Problem statement:
Look below and pull out each line with the word "Advanced".

--- Begin Data extract ---

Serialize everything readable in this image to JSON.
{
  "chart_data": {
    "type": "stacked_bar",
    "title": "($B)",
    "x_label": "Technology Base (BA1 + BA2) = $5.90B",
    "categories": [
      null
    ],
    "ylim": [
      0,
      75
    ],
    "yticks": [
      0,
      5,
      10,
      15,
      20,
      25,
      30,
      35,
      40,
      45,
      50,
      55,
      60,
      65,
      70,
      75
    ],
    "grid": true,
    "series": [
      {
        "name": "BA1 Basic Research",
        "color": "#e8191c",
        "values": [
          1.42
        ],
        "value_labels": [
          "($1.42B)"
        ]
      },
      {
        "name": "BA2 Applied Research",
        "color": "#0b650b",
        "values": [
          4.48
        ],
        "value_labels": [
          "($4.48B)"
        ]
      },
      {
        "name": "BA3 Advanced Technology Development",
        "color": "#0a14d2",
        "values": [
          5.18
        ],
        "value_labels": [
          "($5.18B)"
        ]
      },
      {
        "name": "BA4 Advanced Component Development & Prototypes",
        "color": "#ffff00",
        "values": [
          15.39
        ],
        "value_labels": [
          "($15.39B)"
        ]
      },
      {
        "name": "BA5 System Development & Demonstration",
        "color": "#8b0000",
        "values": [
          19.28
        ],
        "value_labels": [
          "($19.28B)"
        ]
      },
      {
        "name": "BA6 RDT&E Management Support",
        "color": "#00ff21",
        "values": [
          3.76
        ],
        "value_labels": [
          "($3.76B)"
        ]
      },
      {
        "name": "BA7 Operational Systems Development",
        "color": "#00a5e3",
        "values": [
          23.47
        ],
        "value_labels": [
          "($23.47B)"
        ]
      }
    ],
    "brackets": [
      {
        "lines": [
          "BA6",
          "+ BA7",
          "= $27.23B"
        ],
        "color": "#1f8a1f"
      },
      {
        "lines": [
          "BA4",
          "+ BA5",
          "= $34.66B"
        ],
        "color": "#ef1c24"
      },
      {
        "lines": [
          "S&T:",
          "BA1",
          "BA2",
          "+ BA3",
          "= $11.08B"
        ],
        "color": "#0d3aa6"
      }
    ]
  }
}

--- End Data extract ---

Written response:
        "name": "BA3 Advanced Technology Development",
        "name": "BA4 Advanced Component Development & Prototypes",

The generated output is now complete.